From the records below, copy every line that contains the word "this".

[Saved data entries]
|---|

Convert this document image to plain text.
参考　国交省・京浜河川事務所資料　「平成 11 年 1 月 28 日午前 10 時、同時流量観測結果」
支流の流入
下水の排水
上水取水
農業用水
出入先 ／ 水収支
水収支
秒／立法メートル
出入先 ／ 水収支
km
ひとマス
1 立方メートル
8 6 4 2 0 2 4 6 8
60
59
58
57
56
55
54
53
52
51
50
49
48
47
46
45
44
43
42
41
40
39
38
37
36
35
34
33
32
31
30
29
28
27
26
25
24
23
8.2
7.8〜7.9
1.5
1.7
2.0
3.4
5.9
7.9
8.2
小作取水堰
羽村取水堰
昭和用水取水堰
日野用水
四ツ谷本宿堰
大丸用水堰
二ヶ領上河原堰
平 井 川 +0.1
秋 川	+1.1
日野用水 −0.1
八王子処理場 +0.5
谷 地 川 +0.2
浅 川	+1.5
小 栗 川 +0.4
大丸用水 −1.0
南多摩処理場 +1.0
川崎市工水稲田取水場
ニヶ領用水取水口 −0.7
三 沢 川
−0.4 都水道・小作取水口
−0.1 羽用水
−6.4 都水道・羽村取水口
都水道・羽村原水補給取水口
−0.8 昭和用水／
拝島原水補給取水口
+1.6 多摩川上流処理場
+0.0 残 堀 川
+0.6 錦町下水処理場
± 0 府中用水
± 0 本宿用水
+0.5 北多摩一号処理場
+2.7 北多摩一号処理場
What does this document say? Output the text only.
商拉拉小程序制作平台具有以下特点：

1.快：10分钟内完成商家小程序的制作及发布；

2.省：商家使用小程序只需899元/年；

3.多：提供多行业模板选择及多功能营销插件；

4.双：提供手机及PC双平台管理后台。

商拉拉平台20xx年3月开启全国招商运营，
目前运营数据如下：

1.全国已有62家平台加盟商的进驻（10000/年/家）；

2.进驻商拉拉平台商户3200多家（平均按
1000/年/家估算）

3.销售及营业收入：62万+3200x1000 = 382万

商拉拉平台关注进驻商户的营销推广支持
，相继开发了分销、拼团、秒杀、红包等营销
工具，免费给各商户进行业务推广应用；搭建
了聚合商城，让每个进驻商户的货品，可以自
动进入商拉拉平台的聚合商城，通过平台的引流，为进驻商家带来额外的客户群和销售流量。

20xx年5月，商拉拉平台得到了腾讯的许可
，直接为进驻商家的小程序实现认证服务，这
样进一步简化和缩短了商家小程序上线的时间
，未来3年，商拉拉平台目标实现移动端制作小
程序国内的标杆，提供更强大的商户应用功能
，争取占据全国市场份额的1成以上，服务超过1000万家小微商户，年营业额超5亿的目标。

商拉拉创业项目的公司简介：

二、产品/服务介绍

|---|

**Exercise solution**
Convert this document image to plain text.
What does this document say? Output the text only.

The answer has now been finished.